→ RECORDS SHOWN:
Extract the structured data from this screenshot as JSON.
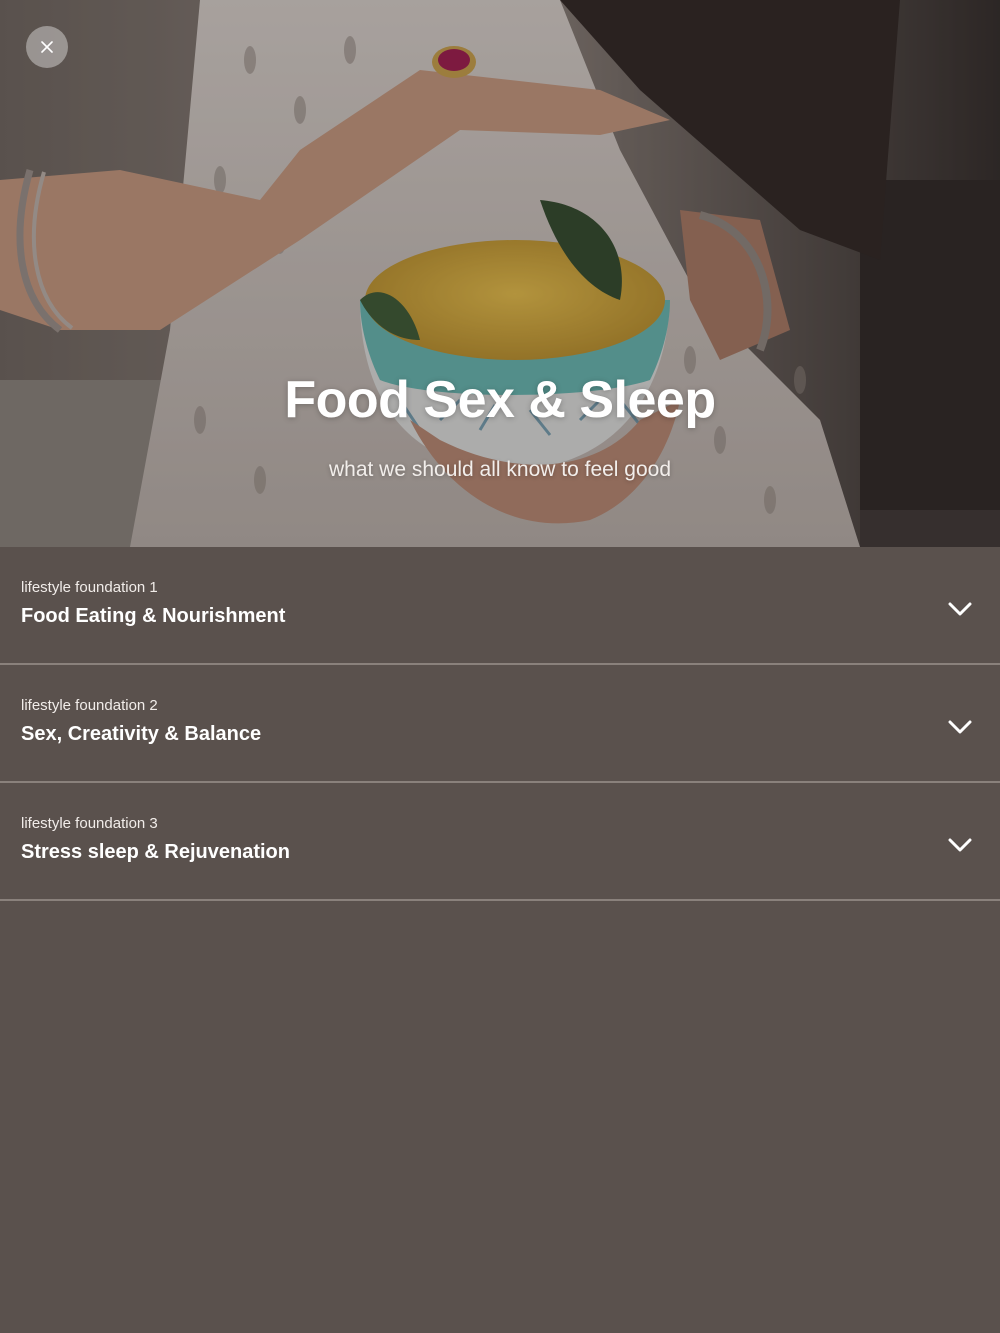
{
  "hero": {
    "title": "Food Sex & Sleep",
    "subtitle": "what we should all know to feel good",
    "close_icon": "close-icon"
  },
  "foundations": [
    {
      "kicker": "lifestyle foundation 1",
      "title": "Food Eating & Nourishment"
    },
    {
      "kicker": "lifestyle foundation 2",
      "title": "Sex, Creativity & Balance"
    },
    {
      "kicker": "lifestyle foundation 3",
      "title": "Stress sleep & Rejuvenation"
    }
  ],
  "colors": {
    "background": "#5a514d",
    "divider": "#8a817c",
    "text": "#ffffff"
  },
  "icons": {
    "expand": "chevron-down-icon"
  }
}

→ PROBLEM DETAILS: Copy the listing exactly. Any image in it stays out of the copy.

→ CORRECT RESULT:
Extract the structured data from this screenshot as JSON.
{
  "hero": {
    "title": "Food Sex & Sleep",
    "subtitle": "what we should all know to feel good",
    "close_icon": "close-icon"
  },
  "foundations": [
    {
      "kicker": "lifestyle foundation 1",
      "title": "Food Eating & Nourishment"
    },
    {
      "kicker": "lifestyle foundation 2",
      "title": "Sex, Creativity & Balance"
    },
    {
      "kicker": "lifestyle foundation 3",
      "title": "Stress sleep & Rejuvenation"
    }
  ],
  "colors": {
    "background": "#5a514d",
    "divider": "#8a817c",
    "text": "#ffffff"
  },
  "icons": {
    "expand": "chevron-down-icon"
  }
}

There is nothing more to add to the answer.